- Problem to solve
Copy the data below line for line, without changing a single character.

- Supplied records
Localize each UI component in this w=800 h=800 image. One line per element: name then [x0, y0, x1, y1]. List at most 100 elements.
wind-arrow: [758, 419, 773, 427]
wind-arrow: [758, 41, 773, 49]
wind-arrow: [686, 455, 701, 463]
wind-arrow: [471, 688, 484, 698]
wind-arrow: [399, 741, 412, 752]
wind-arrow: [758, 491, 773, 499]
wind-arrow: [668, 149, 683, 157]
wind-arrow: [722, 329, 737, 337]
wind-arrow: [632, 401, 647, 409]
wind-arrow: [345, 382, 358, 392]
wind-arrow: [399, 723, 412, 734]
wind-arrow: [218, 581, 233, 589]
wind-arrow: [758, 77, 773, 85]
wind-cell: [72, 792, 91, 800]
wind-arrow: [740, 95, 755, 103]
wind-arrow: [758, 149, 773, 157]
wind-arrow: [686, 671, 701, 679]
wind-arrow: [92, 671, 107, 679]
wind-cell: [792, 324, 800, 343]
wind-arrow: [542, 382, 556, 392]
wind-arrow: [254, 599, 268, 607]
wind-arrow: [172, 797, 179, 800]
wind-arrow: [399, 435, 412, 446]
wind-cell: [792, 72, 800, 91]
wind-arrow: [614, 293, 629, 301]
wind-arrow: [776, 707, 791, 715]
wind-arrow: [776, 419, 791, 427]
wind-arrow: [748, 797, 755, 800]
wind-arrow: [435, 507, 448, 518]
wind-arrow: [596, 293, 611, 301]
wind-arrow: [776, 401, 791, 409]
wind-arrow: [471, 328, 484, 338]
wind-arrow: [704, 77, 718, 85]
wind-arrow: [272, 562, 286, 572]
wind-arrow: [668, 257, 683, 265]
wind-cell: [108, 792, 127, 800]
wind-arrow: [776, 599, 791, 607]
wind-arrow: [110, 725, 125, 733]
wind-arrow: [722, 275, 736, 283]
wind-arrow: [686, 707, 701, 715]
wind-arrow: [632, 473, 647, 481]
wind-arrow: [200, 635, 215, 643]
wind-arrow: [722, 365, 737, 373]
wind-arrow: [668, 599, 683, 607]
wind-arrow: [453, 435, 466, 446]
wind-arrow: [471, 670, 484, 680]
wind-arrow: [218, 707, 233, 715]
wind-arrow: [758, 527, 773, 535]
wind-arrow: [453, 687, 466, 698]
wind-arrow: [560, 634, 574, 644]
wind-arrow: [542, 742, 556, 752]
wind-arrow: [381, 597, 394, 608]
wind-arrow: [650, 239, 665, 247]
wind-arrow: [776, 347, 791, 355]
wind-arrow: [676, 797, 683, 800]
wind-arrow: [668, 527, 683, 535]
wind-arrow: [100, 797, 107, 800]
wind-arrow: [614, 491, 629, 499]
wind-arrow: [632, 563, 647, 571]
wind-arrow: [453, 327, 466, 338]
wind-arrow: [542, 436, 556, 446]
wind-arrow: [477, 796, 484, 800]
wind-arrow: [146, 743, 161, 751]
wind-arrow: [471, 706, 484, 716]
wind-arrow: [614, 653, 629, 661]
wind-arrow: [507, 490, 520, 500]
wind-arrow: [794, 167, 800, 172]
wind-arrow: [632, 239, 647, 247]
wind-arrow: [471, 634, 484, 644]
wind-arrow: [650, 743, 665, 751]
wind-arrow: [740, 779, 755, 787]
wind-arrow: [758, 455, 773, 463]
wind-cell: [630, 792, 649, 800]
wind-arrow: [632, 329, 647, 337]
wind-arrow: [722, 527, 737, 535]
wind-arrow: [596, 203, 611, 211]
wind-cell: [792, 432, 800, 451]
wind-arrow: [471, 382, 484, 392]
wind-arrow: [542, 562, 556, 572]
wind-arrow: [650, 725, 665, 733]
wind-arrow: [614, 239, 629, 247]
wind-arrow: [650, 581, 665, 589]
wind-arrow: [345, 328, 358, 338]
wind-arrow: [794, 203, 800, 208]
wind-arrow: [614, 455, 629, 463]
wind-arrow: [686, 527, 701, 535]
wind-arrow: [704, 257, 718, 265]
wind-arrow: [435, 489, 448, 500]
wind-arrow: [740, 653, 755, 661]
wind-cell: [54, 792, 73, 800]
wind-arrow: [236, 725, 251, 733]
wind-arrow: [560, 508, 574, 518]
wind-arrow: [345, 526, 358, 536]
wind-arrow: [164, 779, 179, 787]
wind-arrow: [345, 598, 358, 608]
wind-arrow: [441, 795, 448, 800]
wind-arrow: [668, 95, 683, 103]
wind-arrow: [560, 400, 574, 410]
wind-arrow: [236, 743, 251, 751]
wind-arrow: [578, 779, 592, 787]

- Answer to this exercise
Localize each UI component in this w=800 h=800 image. One line per element: name then [x0, y0, x1, y1]. List at most 100 elements.
wind-arrow: [758, 419, 773, 427]
wind-arrow: [758, 41, 773, 49]
wind-arrow: [686, 455, 701, 463]
wind-arrow: [471, 688, 484, 698]
wind-arrow: [399, 741, 412, 752]
wind-arrow: [758, 491, 773, 499]
wind-arrow: [668, 149, 683, 157]
wind-arrow: [722, 329, 737, 337]
wind-arrow: [632, 401, 647, 409]
wind-arrow: [345, 382, 358, 392]
wind-arrow: [399, 723, 412, 734]
wind-arrow: [218, 581, 233, 589]
wind-arrow: [758, 77, 773, 85]
wind-cell: [72, 792, 91, 800]
wind-arrow: [740, 95, 755, 103]
wind-arrow: [758, 149, 773, 157]
wind-arrow: [686, 671, 701, 679]
wind-arrow: [92, 671, 107, 679]
wind-cell: [792, 324, 800, 343]
wind-arrow: [542, 382, 556, 392]
wind-arrow: [254, 599, 268, 607]
wind-arrow: [172, 797, 179, 800]
wind-arrow: [399, 435, 412, 446]
wind-cell: [792, 72, 800, 91]
wind-arrow: [614, 293, 629, 301]
wind-arrow: [776, 707, 791, 715]
wind-arrow: [776, 419, 791, 427]
wind-arrow: [748, 797, 755, 800]
wind-arrow: [435, 507, 448, 518]
wind-arrow: [596, 293, 611, 301]
wind-arrow: [776, 401, 791, 409]
wind-arrow: [471, 328, 484, 338]
wind-arrow: [704, 77, 718, 85]
wind-arrow: [272, 562, 286, 572]
wind-arrow: [668, 257, 683, 265]
wind-cell: [108, 792, 127, 800]
wind-arrow: [776, 599, 791, 607]
wind-arrow: [110, 725, 125, 733]
wind-arrow: [722, 275, 736, 283]
wind-arrow: [686, 707, 701, 715]
wind-arrow: [632, 473, 647, 481]
wind-arrow: [200, 635, 215, 643]
wind-arrow: [722, 365, 737, 373]
wind-arrow: [668, 599, 683, 607]
wind-arrow: [453, 435, 466, 446]
wind-arrow: [471, 670, 484, 680]
wind-arrow: [218, 707, 233, 715]
wind-arrow: [758, 527, 773, 535]
wind-arrow: [453, 687, 466, 698]
wind-arrow: [560, 634, 574, 644]
wind-arrow: [542, 742, 556, 752]
wind-arrow: [381, 597, 394, 608]
wind-arrow: [650, 239, 665, 247]
wind-arrow: [776, 347, 791, 355]
wind-arrow: [676, 797, 683, 800]
wind-arrow: [668, 527, 683, 535]
wind-arrow: [100, 797, 107, 800]
wind-arrow: [614, 491, 629, 499]
wind-arrow: [632, 563, 647, 571]
wind-arrow: [453, 327, 466, 338]
wind-arrow: [542, 436, 556, 446]
wind-arrow: [477, 796, 484, 800]
wind-arrow: [146, 743, 161, 751]
wind-arrow: [471, 706, 484, 716]
wind-arrow: [614, 653, 629, 661]
wind-arrow: [507, 490, 520, 500]
wind-arrow: [794, 167, 800, 172]
wind-arrow: [632, 239, 647, 247]
wind-arrow: [471, 634, 484, 644]
wind-arrow: [650, 743, 665, 751]
wind-arrow: [740, 779, 755, 787]
wind-arrow: [758, 455, 773, 463]
wind-cell: [630, 792, 649, 800]
wind-arrow: [632, 329, 647, 337]
wind-arrow: [722, 527, 737, 535]
wind-arrow: [596, 203, 611, 211]
wind-cell: [792, 432, 800, 451]
wind-arrow: [471, 382, 484, 392]
wind-arrow: [542, 562, 556, 572]
wind-arrow: [650, 725, 665, 733]
wind-arrow: [614, 239, 629, 247]
wind-arrow: [650, 581, 665, 589]
wind-arrow: [345, 328, 358, 338]
wind-arrow: [794, 203, 800, 208]
wind-arrow: [614, 455, 629, 463]
wind-arrow: [686, 527, 701, 535]
wind-arrow: [704, 257, 718, 265]
wind-arrow: [435, 489, 448, 500]
wind-arrow: [740, 653, 755, 661]
wind-cell: [54, 792, 73, 800]
wind-arrow: [236, 725, 251, 733]
wind-arrow: [560, 508, 574, 518]
wind-arrow: [345, 526, 358, 536]
wind-arrow: [164, 779, 179, 787]
wind-arrow: [345, 598, 358, 608]
wind-arrow: [441, 795, 448, 800]
wind-arrow: [668, 95, 683, 103]
wind-arrow: [560, 400, 574, 410]
wind-arrow: [236, 743, 251, 751]
wind-arrow: [578, 779, 592, 787]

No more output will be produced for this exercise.